◆ EXERCISE DIRECTIONS ◆
Work out how many lines of the material below mention the word "text"; reply with the number only.

== SUPPLIED RECORDS ==

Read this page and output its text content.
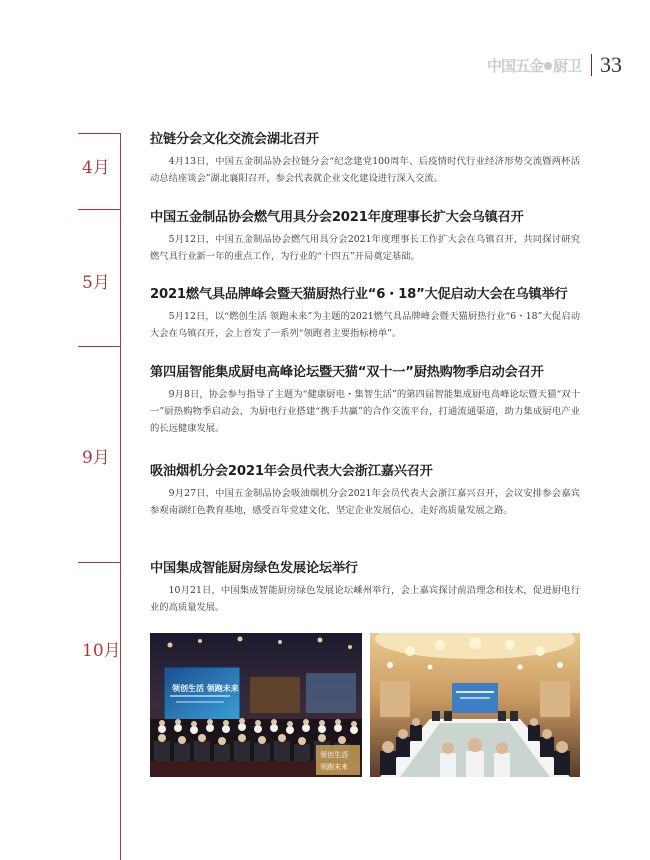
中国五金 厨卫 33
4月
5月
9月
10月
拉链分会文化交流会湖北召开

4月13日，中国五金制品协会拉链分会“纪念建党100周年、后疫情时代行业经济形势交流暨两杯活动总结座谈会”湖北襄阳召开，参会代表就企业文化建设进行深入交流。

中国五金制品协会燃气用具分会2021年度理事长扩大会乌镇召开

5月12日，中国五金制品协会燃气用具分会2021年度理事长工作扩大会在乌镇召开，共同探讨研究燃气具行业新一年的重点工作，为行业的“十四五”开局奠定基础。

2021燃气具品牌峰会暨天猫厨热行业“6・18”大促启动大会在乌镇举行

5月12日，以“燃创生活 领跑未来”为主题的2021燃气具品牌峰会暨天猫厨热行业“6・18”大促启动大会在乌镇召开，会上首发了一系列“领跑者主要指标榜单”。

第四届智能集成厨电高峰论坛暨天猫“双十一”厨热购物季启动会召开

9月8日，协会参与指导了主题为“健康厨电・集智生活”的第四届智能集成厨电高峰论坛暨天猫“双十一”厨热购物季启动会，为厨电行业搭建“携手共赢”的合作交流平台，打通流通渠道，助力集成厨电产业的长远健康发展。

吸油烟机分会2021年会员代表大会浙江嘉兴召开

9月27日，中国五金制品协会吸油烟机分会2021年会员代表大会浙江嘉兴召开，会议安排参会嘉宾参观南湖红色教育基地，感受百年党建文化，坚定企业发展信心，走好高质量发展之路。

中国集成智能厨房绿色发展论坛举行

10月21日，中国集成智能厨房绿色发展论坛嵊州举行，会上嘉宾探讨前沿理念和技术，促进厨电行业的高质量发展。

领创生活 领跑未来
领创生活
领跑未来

===
== SUPPLIED RECORDS ==

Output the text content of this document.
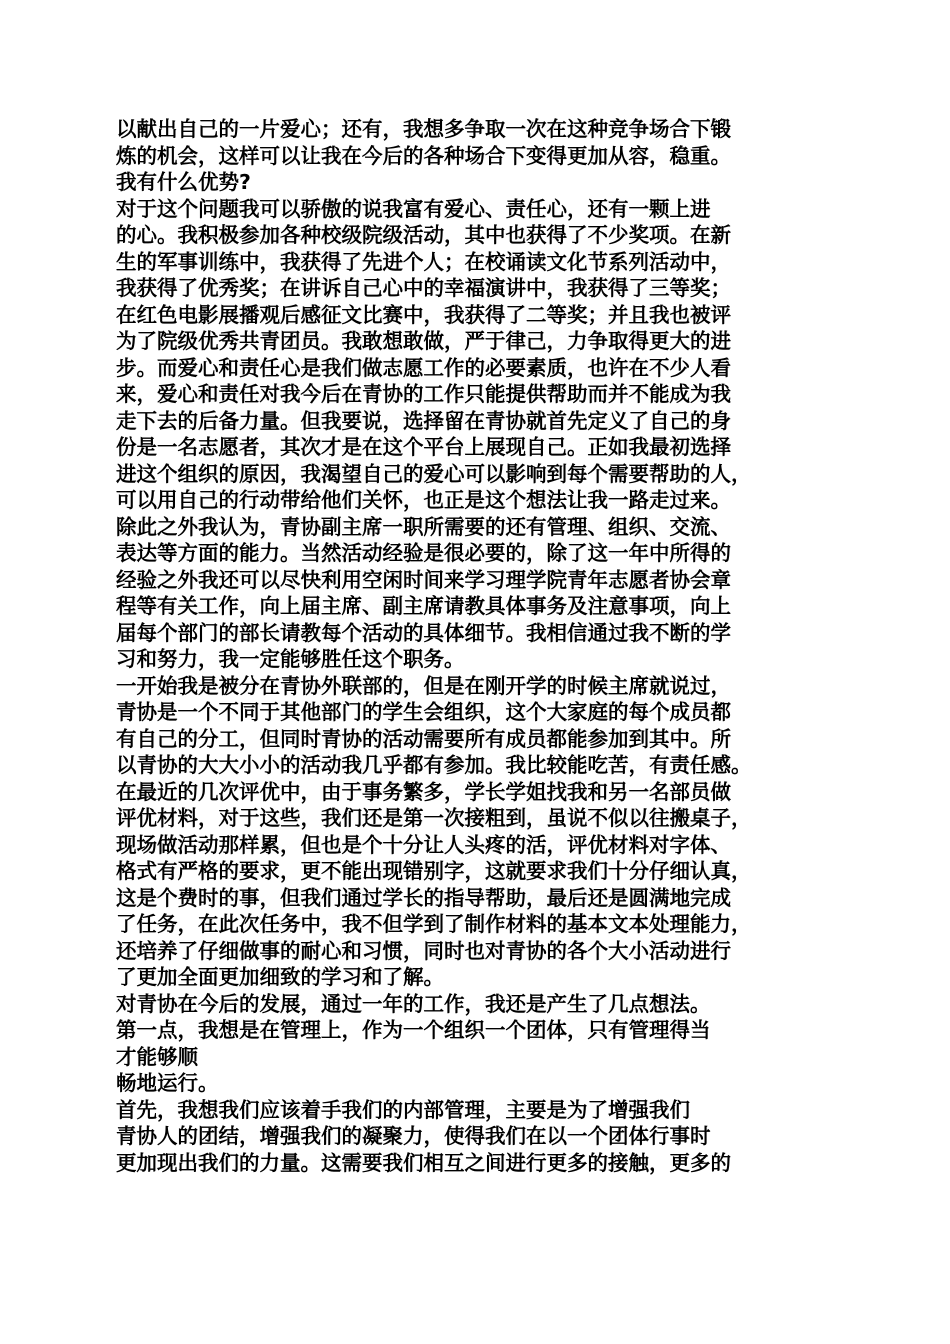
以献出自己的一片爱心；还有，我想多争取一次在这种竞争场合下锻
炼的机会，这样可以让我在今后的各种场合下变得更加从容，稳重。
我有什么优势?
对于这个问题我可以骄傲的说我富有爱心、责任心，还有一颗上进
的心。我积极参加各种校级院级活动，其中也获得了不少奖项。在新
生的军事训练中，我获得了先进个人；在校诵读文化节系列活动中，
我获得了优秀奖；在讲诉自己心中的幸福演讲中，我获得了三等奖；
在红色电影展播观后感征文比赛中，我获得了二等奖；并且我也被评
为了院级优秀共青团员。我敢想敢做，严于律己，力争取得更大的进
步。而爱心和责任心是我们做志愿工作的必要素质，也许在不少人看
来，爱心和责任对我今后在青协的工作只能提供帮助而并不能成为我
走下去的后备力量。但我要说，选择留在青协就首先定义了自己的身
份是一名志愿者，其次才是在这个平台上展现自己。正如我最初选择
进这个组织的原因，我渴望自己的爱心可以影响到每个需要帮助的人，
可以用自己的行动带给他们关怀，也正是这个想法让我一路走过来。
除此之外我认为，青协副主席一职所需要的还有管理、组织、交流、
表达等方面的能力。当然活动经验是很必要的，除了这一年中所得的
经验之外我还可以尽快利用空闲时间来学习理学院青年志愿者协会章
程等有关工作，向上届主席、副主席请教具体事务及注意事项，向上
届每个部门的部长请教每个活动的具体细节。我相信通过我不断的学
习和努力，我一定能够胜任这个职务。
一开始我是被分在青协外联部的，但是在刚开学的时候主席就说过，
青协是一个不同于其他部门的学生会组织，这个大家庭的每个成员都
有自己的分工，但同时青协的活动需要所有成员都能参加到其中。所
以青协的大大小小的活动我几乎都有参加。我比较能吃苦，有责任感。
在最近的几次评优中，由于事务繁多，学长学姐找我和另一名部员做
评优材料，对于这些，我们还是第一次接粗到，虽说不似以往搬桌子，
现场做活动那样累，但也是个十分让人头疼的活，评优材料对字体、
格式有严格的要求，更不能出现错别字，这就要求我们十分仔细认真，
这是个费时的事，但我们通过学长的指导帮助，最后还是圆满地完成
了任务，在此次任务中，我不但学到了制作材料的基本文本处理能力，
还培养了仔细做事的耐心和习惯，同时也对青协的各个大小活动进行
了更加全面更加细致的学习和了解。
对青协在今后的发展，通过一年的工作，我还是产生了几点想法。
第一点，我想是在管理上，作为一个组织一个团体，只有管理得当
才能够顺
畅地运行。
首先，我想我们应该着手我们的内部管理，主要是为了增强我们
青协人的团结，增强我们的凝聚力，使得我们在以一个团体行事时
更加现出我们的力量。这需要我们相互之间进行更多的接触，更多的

===

◆ FINISHED EXERCISE ◆
2